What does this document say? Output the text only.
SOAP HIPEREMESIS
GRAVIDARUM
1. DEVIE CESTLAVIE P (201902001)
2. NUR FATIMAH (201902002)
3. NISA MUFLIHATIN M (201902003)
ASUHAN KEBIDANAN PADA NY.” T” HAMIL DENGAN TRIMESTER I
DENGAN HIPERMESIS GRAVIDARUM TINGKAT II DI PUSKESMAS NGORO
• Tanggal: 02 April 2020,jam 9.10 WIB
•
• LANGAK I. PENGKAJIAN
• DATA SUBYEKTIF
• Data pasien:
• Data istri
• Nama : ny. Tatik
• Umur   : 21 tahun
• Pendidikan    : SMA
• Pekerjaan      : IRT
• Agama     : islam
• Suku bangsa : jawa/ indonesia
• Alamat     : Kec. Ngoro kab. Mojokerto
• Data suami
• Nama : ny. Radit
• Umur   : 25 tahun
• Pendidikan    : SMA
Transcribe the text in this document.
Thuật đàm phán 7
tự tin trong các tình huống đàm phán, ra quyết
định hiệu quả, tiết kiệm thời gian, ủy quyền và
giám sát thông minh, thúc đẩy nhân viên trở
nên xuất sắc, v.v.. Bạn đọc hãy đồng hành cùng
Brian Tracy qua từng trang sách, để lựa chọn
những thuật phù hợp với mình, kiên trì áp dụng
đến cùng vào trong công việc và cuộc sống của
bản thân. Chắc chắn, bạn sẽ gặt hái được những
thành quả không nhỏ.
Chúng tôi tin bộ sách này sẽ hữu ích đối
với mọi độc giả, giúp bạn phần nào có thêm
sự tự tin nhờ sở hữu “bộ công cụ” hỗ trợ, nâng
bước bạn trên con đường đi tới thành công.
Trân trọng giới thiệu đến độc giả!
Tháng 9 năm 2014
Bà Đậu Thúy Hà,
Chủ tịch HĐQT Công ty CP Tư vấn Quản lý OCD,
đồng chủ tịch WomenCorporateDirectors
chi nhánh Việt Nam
######
**PROMPT:**
Write out the listing once more, matching it exactly.

**FINISHED EXERCISE:**
What does this document say? Output the text only.
SOAP HIPEREMESIS
GRAVIDARUM
1. DEVIE CESTLAVIE P (201902001)
2. NUR FATIMAH (201902002)
3. NISA MUFLIHATIN M (201902003)
ASUHAN KEBIDANAN PADA NY.” T” HAMIL DENGAN TRIMESTER I
DENGAN HIPERMESIS GRAVIDARUM TINGKAT II DI PUSKESMAS NGORO
• Tanggal: 02 April 2020,jam 9.10 WIB
•
• LANGAK I. PENGKAJIAN
• DATA SUBYEKTIF
• Data pasien:
• Data istri
• Nama : ny. Tatik
• Umur   : 21 tahun
• Pendidikan    : SMA
• Pekerjaan      : IRT
• Agama     : islam
• Suku bangsa : jawa/ indonesia
• Alamat     : Kec. Ngoro kab. Mojokerto
• Data suami
• Nama : ny. Radit
• Umur   : 25 tahun
• Pendidikan    : SMA
Transcribe the text in this document.
Thuật đàm phán 7
tự tin trong các tình huống đàm phán, ra quyết
định hiệu quả, tiết kiệm thời gian, ủy quyền và
giám sát thông minh, thúc đẩy nhân viên trở
nên xuất sắc, v.v.. Bạn đọc hãy đồng hành cùng
Brian Tracy qua từng trang sách, để lựa chọn
những thuật phù hợp với mình, kiên trì áp dụng
đến cùng vào trong công việc và cuộc sống của
bản thân. Chắc chắn, bạn sẽ gặt hái được những
thành quả không nhỏ.
Chúng tôi tin bộ sách này sẽ hữu ích đối
với mọi độc giả, giúp bạn phần nào có thêm
sự tự tin nhờ sở hữu “bộ công cụ” hỗ trợ, nâng
bước bạn trên con đường đi tới thành công.
Trân trọng giới thiệu đến độc giả!
Tháng 9 năm 2014
Bà Đậu Thúy Hà,
Chủ tịch HĐQT Công ty CP Tư vấn Quản lý OCD,
đồng chủ tịch WomenCorporateDirectors
chi nhánh Việt Nam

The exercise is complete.